## TASK TO COMPLETE
Your task is to output all the records below, word for word.

## RECORDS PROVIDED
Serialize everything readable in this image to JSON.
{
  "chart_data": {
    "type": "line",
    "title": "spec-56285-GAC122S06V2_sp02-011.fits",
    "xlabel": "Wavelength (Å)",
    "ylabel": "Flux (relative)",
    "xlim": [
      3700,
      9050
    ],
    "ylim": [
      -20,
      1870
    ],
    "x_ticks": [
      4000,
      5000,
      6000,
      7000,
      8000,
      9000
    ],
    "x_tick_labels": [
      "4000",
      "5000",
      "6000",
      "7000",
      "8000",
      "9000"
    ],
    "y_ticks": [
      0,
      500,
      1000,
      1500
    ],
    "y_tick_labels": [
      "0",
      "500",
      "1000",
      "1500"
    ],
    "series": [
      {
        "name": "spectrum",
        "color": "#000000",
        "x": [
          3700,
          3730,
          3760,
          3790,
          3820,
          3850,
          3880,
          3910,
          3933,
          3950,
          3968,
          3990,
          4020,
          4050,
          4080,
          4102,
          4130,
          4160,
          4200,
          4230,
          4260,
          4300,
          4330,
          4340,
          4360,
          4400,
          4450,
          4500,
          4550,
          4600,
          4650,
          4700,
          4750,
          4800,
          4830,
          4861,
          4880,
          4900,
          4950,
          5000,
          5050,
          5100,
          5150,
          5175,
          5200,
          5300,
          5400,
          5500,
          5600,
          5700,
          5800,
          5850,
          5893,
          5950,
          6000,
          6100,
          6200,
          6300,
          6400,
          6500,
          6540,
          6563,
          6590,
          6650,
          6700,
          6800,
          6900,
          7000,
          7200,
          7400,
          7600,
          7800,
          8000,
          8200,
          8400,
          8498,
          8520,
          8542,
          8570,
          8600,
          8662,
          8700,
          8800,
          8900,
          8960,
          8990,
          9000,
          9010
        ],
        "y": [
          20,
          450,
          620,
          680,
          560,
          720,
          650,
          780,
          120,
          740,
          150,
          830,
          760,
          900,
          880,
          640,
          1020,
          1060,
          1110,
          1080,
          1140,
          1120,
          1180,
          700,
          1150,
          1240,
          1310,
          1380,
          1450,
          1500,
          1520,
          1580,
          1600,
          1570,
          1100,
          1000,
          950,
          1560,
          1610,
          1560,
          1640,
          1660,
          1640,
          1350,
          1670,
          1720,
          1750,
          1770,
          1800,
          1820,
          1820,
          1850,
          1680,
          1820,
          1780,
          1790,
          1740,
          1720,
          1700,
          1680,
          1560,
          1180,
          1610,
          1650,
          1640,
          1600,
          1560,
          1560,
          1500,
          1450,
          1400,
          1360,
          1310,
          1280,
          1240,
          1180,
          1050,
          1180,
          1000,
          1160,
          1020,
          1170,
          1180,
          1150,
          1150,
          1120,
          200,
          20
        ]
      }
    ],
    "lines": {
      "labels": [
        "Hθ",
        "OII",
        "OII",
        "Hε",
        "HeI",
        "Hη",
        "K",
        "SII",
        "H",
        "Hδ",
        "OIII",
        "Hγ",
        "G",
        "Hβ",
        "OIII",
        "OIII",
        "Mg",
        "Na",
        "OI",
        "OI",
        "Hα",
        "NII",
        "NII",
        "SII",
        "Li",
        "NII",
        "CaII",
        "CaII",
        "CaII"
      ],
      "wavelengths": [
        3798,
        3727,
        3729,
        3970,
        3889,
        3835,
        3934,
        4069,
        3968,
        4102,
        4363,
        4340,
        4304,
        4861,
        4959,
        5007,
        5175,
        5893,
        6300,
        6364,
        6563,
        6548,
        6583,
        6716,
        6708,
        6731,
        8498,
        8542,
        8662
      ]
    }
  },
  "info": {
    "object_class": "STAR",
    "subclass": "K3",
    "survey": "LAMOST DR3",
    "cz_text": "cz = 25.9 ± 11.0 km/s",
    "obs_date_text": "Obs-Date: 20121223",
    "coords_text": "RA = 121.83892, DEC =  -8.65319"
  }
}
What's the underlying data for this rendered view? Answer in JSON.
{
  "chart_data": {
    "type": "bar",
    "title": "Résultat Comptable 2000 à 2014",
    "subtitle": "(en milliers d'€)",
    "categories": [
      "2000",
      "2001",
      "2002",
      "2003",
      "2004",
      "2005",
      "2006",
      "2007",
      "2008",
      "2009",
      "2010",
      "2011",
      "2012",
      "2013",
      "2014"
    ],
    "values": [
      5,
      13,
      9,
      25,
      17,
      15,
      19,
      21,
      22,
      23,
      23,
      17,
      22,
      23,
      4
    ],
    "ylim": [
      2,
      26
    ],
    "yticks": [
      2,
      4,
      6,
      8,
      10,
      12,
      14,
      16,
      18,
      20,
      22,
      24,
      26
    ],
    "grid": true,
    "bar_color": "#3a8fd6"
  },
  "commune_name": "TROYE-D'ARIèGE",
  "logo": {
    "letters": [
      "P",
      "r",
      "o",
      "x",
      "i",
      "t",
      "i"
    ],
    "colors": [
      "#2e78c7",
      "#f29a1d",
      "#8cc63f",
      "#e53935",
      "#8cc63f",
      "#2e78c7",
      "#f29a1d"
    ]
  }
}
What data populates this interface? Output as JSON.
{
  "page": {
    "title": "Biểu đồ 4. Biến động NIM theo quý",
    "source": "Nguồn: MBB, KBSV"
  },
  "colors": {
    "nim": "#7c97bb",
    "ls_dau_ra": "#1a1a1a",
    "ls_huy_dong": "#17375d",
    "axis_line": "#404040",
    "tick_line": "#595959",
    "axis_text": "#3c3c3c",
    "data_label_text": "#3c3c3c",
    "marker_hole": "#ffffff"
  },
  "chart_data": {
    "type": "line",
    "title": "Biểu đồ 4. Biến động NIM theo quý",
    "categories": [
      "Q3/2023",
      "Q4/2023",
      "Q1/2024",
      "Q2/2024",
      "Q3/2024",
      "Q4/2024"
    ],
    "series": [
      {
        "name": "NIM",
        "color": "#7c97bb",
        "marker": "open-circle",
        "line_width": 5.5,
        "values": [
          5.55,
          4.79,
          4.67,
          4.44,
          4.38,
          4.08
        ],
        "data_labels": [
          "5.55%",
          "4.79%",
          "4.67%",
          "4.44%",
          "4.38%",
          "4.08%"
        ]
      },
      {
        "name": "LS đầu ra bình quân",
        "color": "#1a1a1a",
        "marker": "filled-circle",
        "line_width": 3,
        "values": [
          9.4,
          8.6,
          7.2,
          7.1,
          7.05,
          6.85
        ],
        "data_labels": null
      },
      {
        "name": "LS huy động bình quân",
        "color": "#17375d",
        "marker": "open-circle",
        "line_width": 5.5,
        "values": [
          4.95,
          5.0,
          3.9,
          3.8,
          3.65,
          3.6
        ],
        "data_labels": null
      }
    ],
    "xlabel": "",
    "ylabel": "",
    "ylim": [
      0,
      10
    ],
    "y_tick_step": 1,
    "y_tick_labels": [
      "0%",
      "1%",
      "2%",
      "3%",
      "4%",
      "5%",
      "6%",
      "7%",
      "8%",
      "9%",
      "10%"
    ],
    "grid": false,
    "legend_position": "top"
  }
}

## WRITTEN RESPONSE
Serialize everything readable in this image to JSON.
{
  "chart_data": {
    "type": "line",
    "title": "spec-56285-GAC122S06V2_sp02-011.fits",
    "xlabel": "Wavelength (Å)",
    "ylabel": "Flux (relative)",
    "xlim": [
      3700,
      9050
    ],
    "ylim": [
      -20,
      1870
    ],
    "x_ticks": [
      4000,
      5000,
      6000,
      7000,
      8000,
      9000
    ],
    "x_tick_labels": [
      "4000",
      "5000",
      "6000",
      "7000",
      "8000",
      "9000"
    ],
    "y_ticks": [
      0,
      500,
      1000,
      1500
    ],
    "y_tick_labels": [
      "0",
      "500",
      "1000",
      "1500"
    ],
    "series": [
      {
        "name": "spectrum",
        "color": "#000000",
        "x": [
          3700,
          3730,
          3760,
          3790,
          3820,
          3850,
          3880,
          3910,
          3933,
          3950,
          3968,
          3990,
          4020,
          4050,
          4080,
          4102,
          4130,
          4160,
          4200,
          4230,
          4260,
          4300,
          4330,
          4340,
          4360,
          4400,
          4450,
          4500,
          4550,
          4600,
          4650,
          4700,
          4750,
          4800,
          4830,
          4861,
          4880,
          4900,
          4950,
          5000,
          5050,
          5100,
          5150,
          5175,
          5200,
          5300,
          5400,
          5500,
          5600,
          5700,
          5800,
          5850,
          5893,
          5950,
          6000,
          6100,
          6200,
          6300,
          6400,
          6500,
          6540,
          6563,
          6590,
          6650,
          6700,
          6800,
          6900,
          7000,
          7200,
          7400,
          7600,
          7800,
          8000,
          8200,
          8400,
          8498,
          8520,
          8542,
          8570,
          8600,
          8662,
          8700,
          8800,
          8900,
          8960,
          8990,
          9000,
          9010
        ],
        "y": [
          20,
          450,
          620,
          680,
          560,
          720,
          650,
          780,
          120,
          740,
          150,
          830,
          760,
          900,
          880,
          640,
          1020,
          1060,
          1110,
          1080,
          1140,
          1120,
          1180,
          700,
          1150,
          1240,
          1310,
          1380,
          1450,
          1500,
          1520,
          1580,
          1600,
          1570,
          1100,
          1000,
          950,
          1560,
          1610,
          1560,
          1640,
          1660,
          1640,
          1350,
          1670,
          1720,
          1750,
          1770,
          1800,
          1820,
          1820,
          1850,
          1680,
          1820,
          1780,
          1790,
          1740,
          1720,
          1700,
          1680,
          1560,
          1180,
          1610,
          1650,
          1640,
          1600,
          1560,
          1560,
          1500,
          1450,
          1400,
          1360,
          1310,
          1280,
          1240,
          1180,
          1050,
          1180,
          1000,
          1160,
          1020,
          1170,
          1180,
          1150,
          1150,
          1120,
          200,
          20
        ]
      }
    ],
    "lines": {
      "labels": [
        "Hθ",
        "OII",
        "OII",
        "Hε",
        "HeI",
        "Hη",
        "K",
        "SII",
        "H",
        "Hδ",
        "OIII",
        "Hγ",
        "G",
        "Hβ",
        "OIII",
        "OIII",
        "Mg",
        "Na",
        "OI",
        "OI",
        "Hα",
        "NII",
        "NII",
        "SII",
        "Li",
        "NII",
        "CaII",
        "CaII",
        "CaII"
      ],
      "wavelengths": [
        3798,
        3727,
        3729,
        3970,
        3889,
        3835,
        3934,
        4069,
        3968,
        4102,
        4363,
        4340,
        4304,
        4861,
        4959,
        5007,
        5175,
        5893,
        6300,
        6364,
        6563,
        6548,
        6583,
        6716,
        6708,
        6731,
        8498,
        8542,
        8662
      ]
    }
  },
  "info": {
    "object_class": "STAR",
    "subclass": "K3",
    "survey": "LAMOST DR3",
    "cz_text": "cz = 25.9 ± 11.0 km/s",
    "obs_date_text": "Obs-Date: 20121223",
    "coords_text": "RA = 121.83892, DEC =  -8.65319"
  }
}
What's the underlying data for this rendered view? Answer in JSON.
{
  "chart_data": {
    "type": "bar",
    "title": "Résultat Comptable 2000 à 2014",
    "subtitle": "(en milliers d'€)",
    "categories": [
      "2000",
      "2001",
      "2002",
      "2003",
      "2004",
      "2005",
      "2006",
      "2007",
      "2008",
      "2009",
      "2010",
      "2011",
      "2012",
      "2013",
      "2014"
    ],
    "values": [
      5,
      13,
      9,
      25,
      17,
      15,
      19,
      21,
      22,
      23,
      23,
      17,
      22,
      23,
      4
    ],
    "ylim": [
      2,
      26
    ],
    "yticks": [
      2,
      4,
      6,
      8,
      10,
      12,
      14,
      16,
      18,
      20,
      22,
      24,
      26
    ],
    "grid": true,
    "bar_color": "#3a8fd6"
  },
  "commune_name": "TROYE-D'ARIèGE",
  "logo": {
    "letters": [
      "P",
      "r",
      "o",
      "x",
      "i",
      "t",
      "i"
    ],
    "colors": [
      "#2e78c7",
      "#f29a1d",
      "#8cc63f",
      "#e53935",
      "#8cc63f",
      "#2e78c7",
      "#f29a1d"
    ]
  }
}
What data populates this interface? Output as JSON.
{
  "page": {
    "title": "Biểu đồ 4. Biến động NIM theo quý",
    "source": "Nguồn: MBB, KBSV"
  },
  "colors": {
    "nim": "#7c97bb",
    "ls_dau_ra": "#1a1a1a",
    "ls_huy_dong": "#17375d",
    "axis_line": "#404040",
    "tick_line": "#595959",
    "axis_text": "#3c3c3c",
    "data_label_text": "#3c3c3c",
    "marker_hole": "#ffffff"
  },
  "chart_data": {
    "type": "line",
    "title": "Biểu đồ 4. Biến động NIM theo quý",
    "categories": [
      "Q3/2023",
      "Q4/2023",
      "Q1/2024",
      "Q2/2024",
      "Q3/2024",
      "Q4/2024"
    ],
    "series": [
      {
        "name": "NIM",
        "color": "#7c97bb",
        "marker": "open-circle",
        "line_width": 5.5,
        "values": [
          5.55,
          4.79,
          4.67,
          4.44,
          4.38,
          4.08
        ],
        "data_labels": [
          "5.55%",
          "4.79%",
          "4.67%",
          "4.44%",
          "4.38%",
          "4.08%"
        ]
      },
      {
        "name": "LS đầu ra bình quân",
        "color": "#1a1a1a",
        "marker": "filled-circle",
        "line_width": 3,
        "values": [
          9.4,
          8.6,
          7.2,
          7.1,
          7.05,
          6.85
        ],
        "data_labels": null
      },
      {
        "name": "LS huy động bình quân",
        "color": "#17375d",
        "marker": "open-circle",
        "line_width": 5.5,
        "values": [
          4.95,
          5.0,
          3.9,
          3.8,
          3.65,
          3.6
        ],
        "data_labels": null
      }
    ],
    "xlabel": "",
    "ylabel": "",
    "ylim": [
      0,
      10
    ],
    "y_tick_step": 1,
    "y_tick_labels": [
      "0%",
      "1%",
      "2%",
      "3%",
      "4%",
      "5%",
      "6%",
      "7%",
      "8%",
      "9%",
      "10%"
    ],
    "grid": false,
    "legend_position": "top"
  }
}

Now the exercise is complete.